_Dataset excerpts_
━━━━━━━━

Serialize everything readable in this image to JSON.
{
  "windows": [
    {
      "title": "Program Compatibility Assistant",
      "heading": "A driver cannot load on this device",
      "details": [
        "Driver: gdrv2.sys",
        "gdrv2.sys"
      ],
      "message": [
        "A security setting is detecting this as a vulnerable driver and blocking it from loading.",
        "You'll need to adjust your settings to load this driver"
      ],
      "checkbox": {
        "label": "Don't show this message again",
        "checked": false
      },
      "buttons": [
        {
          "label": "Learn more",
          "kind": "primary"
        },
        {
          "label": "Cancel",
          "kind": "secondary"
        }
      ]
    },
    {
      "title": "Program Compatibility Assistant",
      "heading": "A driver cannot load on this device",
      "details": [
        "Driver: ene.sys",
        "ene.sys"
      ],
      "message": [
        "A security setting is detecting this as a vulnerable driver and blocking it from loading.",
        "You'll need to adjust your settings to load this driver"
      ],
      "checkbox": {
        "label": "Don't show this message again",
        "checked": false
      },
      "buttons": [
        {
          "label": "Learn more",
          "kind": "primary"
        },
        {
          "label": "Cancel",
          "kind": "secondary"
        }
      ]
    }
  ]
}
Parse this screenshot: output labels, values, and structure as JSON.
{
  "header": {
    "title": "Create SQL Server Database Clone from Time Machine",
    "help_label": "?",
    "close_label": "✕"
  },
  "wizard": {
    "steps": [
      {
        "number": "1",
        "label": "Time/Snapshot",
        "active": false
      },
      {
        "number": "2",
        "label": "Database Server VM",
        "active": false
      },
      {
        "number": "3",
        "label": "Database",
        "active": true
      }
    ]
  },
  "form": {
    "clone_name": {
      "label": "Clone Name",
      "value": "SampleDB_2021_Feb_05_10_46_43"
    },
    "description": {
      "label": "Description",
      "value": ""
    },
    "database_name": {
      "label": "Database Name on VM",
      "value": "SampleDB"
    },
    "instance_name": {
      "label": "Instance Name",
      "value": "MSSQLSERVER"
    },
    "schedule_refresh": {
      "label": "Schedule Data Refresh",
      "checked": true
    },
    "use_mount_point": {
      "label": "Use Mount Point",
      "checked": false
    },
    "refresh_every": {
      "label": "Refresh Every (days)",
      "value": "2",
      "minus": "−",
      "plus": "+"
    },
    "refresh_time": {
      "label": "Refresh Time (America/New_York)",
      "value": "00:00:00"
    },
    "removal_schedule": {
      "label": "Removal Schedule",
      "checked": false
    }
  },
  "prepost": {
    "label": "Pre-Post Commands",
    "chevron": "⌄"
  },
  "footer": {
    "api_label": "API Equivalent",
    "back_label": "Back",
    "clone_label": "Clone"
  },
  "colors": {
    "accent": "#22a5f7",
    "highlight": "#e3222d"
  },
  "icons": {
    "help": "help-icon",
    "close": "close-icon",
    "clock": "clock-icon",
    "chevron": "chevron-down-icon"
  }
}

━━━━━━━━

_TASK INSTRUCTIONS_
Check each line in the records for the word "JSON" and say how many have it, with nothing else.

_ANSWER IN FULL_
2